# [WRITTEN TASK]
List all lines in the material below that contain "Christopher".

· · · · · · ·

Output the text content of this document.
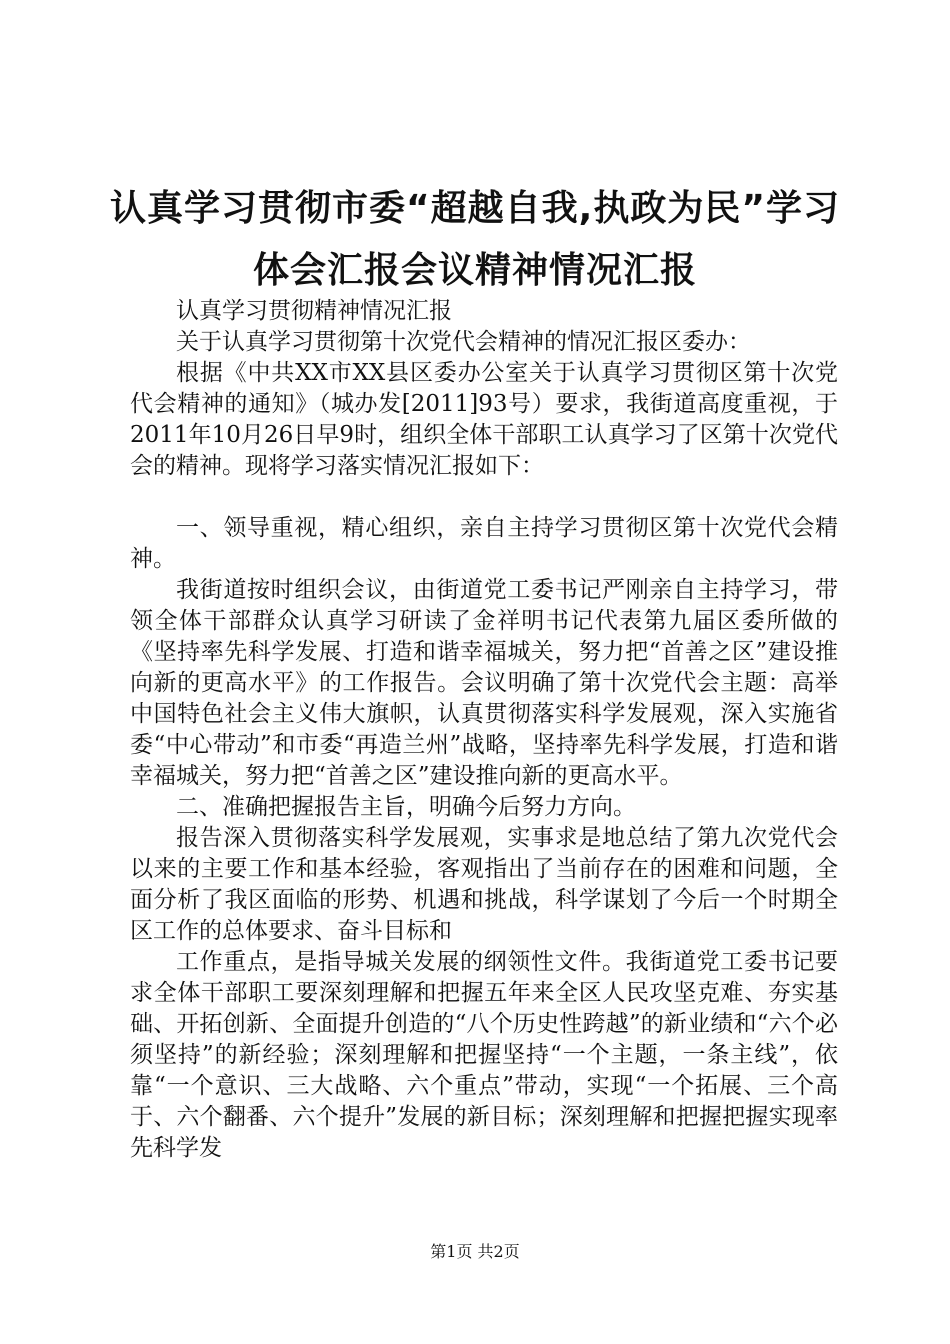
认真学习贯彻市委“超越自我,执政为民”学习体会汇报会议精神情况汇报

认真学习贯彻精神情况汇报

关于认真学习贯彻第十次党代会精神的情况汇报区委办：

根据《中共XX市XX县区委办公室关于认真学习贯彻区第十次党代会精神的通知》（城办发[2011]93号）要求，我街道高度重视，于2011年10月26日早9时，组织全体干部职工认真学习了区第十次党代会的精神。现将学习落实情况汇报如下：

一、领导重视，精心组织，亲自主持学习贯彻区第十次党代会精神。

我街道按时组织会议，由街道党工委书记严刚亲自主持学习，带领全体干部群众认真学习研读了金祥明书记代表第九届区委所做的《坚持率先科学发展、打造和谐幸福城关，努力把“首善之区”建设推向新的更高水平》的工作报告。会议明确了第十次党代会主题：高举中国特色社会主义伟大旗帜，认真贯彻落实科学发展观，深入实施省委“中心带动”和市委“再造兰州”战略，坚持率先科学发展，打造和谐幸福城关，努力把“首善之区”建设推向新的更高水平。

二、准确把握报告主旨，明确今后努力方向。

报告深入贯彻落实科学发展观，实事求是地总结了第九次党代会以来的主要工作和基本经验，客观指出了当前存在的困难和问题，全面分析了我区面临的形势、机遇和挑战，科学谋划了今后一个时期全区工作的总体要求、奋斗目标和

工作重点，是指导城关发展的纲领性文件。我街道党工委书记要求全体干部职工要深刻理解和把握五年来全区人民攻坚克难、夯实基础、开拓创新、全面提升创造的“八个历史性跨越”的新业绩和“六个必须坚持”的新经验；深刻理解和把握坚持“一个主题，一条主线”，依靠“一个意识、三大战略、六个重点”带动，实现“一个拓展、三个高于、六个翻番、六个提升”发展的新目标；深刻理解和把握把握实现率先科学发

第1页 共2页
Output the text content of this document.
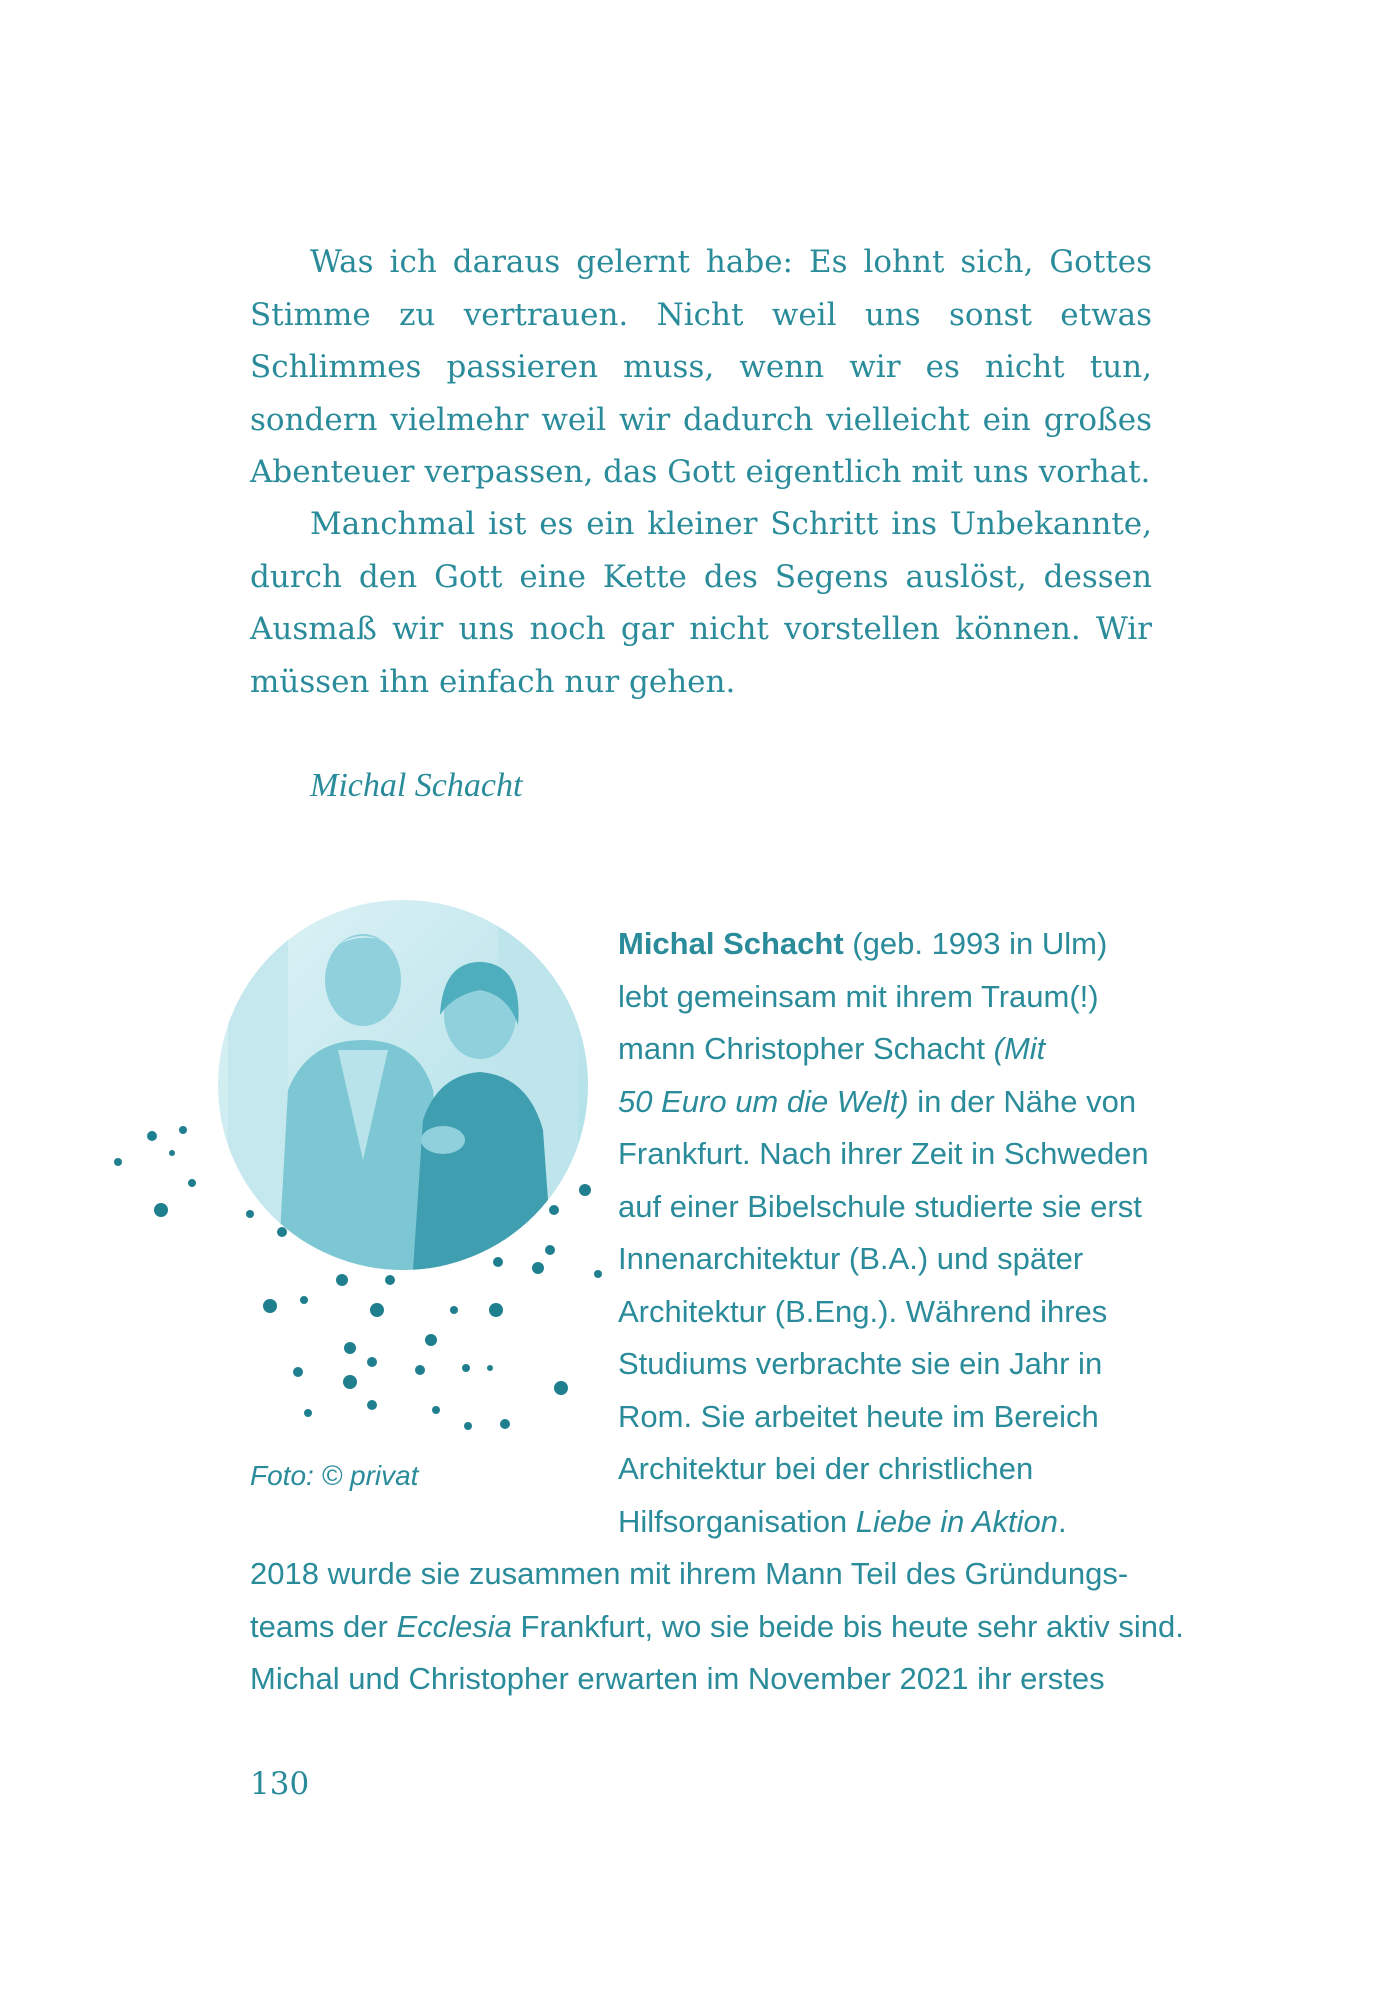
Was ich daraus gelernt habe: Es lohnt sich, Gottes Stimme zu vertrauen. Nicht weil uns sonst etwas Schlimmes passieren muss, wenn wir es nicht tun, sondern vielmehr weil wir dadurch vielleicht ein großes Abenteuer verpassen, das Gott eigentlich mit uns vorhat.

Manchmal ist es ein kleiner Schritt ins Unbekannte, durch den Gott eine Kette des Segens auslöst, dessen Ausmaß wir uns noch gar nicht vorstellen können. Wir müssen ihn einfach nur gehen.

Michal Schacht
Foto: © privat
Michal Schacht (geb. 1993 in Ulm)
lebt gemeinsam mit ihrem Traum(!)
mann Christopher Schacht (Mit
50 Euro um die Welt) in der Nähe von
Frankfurt. Nach ihrer Zeit in Schweden
auf einer Bibelschule studierte sie erst
Innenarchitektur (B.A.) und später
Architektur (B.Eng.). Während ihres
Studiums verbrachte sie ein Jahr in
Rom. Sie arbeitet heute im Bereich
Architektur bei der christlichen
Hilfsorganisation Liebe in Aktion.
2018 wurde sie zusammen mit ihrem Mann Teil des Gründungs-
teams der Ecclesia Frankfurt, wo sie beide bis heute sehr aktiv sind.
Michal und Christopher erwarten im November 2021 ihr erstes
130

· · · · · · ·

# [CORRECT RESPONSE]
mann Christopher Schacht (Mit
Michal und Christopher erwarten im November 2021 ihr erstes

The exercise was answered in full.